▶ [OBJECTIVE]: Quote every line of the data below as it stands, omitting pictures.

▶ [MATERIAL FOR THIS TASK]:
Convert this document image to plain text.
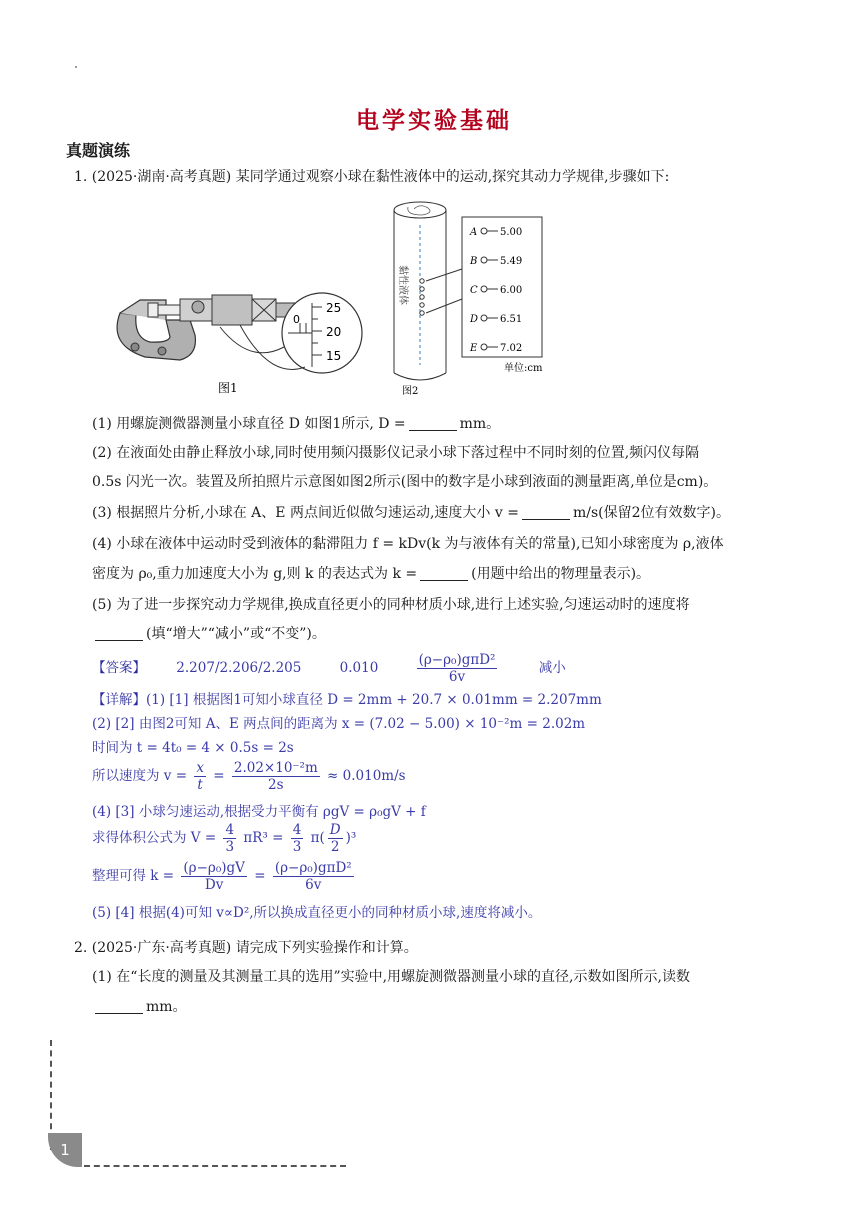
电学实验基础
真题演练
1. (2025·湖南·高考真题) 某同学通过观察小球在黏性液体中的运动,探究其动力学规律,步骤如下:
0
25
20
15
图1
黏性液体
A 5.00
B 5.49
C 6.00
D 6.51
E 7.02
图2
单位:cm
(1) 用螺旋测微器测量小球直径 D 如图1所示, D =	mm。
(2) 在液面处由静止释放小球,同时使用频闪摄影仪记录小球下落过程中不同时刻的位置,频闪仪每隔
0.5s 闪光一次。装置及所拍照片示意图如图2所示(图中的数字是小球到液面的测量距离,单位是cm)。
(3) 根据照片分析,小球在 A、E 两点间近似做匀速运动,速度大小 v =	m/s(保留2位有效数字)。
(4) 小球在液体中运动时受到液体的黏滞阻力 f = kDv(k 为与液体有关的常量),已知小球密度为 ρ,液体
密度为 ρ₀,重力加速度大小为 g,则 k 的表达式为 k =	(用题中给出的物理量表示)。
(5) 为了进一步探究动力学规律,换成直径更小的同种材质小球,进行上述实验,匀速运动时的速度将
(填“增大”“减小”或“不变”)。
【答案】 2.207/2.206/2.205	0.010	$\frac{\text{(ρ−ρ₀)gπD²}}{6v}$	减小
【详解】(1) [1] 根据图1可知小球直径 D = 2mm + 20.7 × 0.01mm = 2.207mm
(2) [2] 由图2可知 A、E 两点间的距离为 x = (7.02 − 5.00) × 10⁻²m = 2.02m
时间为 t = 4t₀ = 4 × 0.5s = 2s
所以速度为 $v = \frac{x}{t} = \frac{\text{2.02×10⁻²m}}{2s} \approx 0.010m/s$
(4) [3] 小球匀速运动,根据受力平衡有 ρgV = ρ₀gV + f
求得体积公式为 $V = \frac{4}{3} \pi R^3 = \frac{4}{3} \pi( \frac{D}{2} )^3$
整理可得 $k = \frac{\text{(ρ−ρ₀)gV}}{Dv} = \frac{\text{(ρ−ρ₀)gπD²}}{6v}$
(5) [4] 根据(4)可知 v∝D²,所以换成直径更小的同种材质小球,速度将减小。
2. (2025·广东·高考真题) 请完成下列实验操作和计算。
(1) 在“长度的测量及其测量工具的选用”实验中,用螺旋测微器测量小球的直径,示数如图所示,读数
mm。
1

▶ [WRITTEN ANSWER]:
Convert this document image to plain text.
电学实验基础
真题演练
1. (2025·湖南·高考真题) 某同学通过观察小球在黏性液体中的运动,探究其动力学规律,步骤如下:
0
25
20
15
图1
黏性液体
A 5.00
B 5.49
C 6.00
D 6.51
E 7.02
图2
单位:cm
(1) 用螺旋测微器测量小球直径 D 如图1所示, D =	mm。
(2) 在液面处由静止释放小球,同时使用频闪摄影仪记录小球下落过程中不同时刻的位置,频闪仪每隔
0.5s 闪光一次。装置及所拍照片示意图如图2所示(图中的数字是小球到液面的测量距离,单位是cm)。
(3) 根据照片分析,小球在 A、E 两点间近似做匀速运动,速度大小 v =	m/s(保留2位有效数字)。
(4) 小球在液体中运动时受到液体的黏滞阻力 f = kDv(k 为与液体有关的常量),已知小球密度为 ρ,液体
密度为 ρ₀,重力加速度大小为 g,则 k 的表达式为 k =	(用题中给出的物理量表示)。
(5) 为了进一步探究动力学规律,换成直径更小的同种材质小球,进行上述实验,匀速运动时的速度将
(填“增大”“减小”或“不变”)。
【答案】 2.207/2.206/2.205	0.010	$\frac{\text{(ρ−ρ₀)gπD²}}{6v}$	减小
【详解】(1) [1] 根据图1可知小球直径 D = 2mm + 20.7 × 0.01mm = 2.207mm
(2) [2] 由图2可知 A、E 两点间的距离为 x = (7.02 − 5.00) × 10⁻²m = 2.02m
时间为 t = 4t₀ = 4 × 0.5s = 2s
所以速度为 $v = \frac{x}{t} = \frac{\text{2.02×10⁻²m}}{2s} \approx 0.010m/s$
(4) [3] 小球匀速运动,根据受力平衡有 ρgV = ρ₀gV + f
求得体积公式为 $V = \frac{4}{3} \pi R^3 = \frac{4}{3} \pi( \frac{D}{2} )^3$
整理可得 $k = \frac{\text{(ρ−ρ₀)gV}}{Dv} = \frac{\text{(ρ−ρ₀)gπD²}}{6v}$
(5) [4] 根据(4)可知 v∝D²,所以换成直径更小的同种材质小球,速度将减小。
2. (2025·广东·高考真题) 请完成下列实验操作和计算。
(1) 在“长度的测量及其测量工具的选用”实验中,用螺旋测微器测量小球的直径,示数如图所示,读数
mm。
1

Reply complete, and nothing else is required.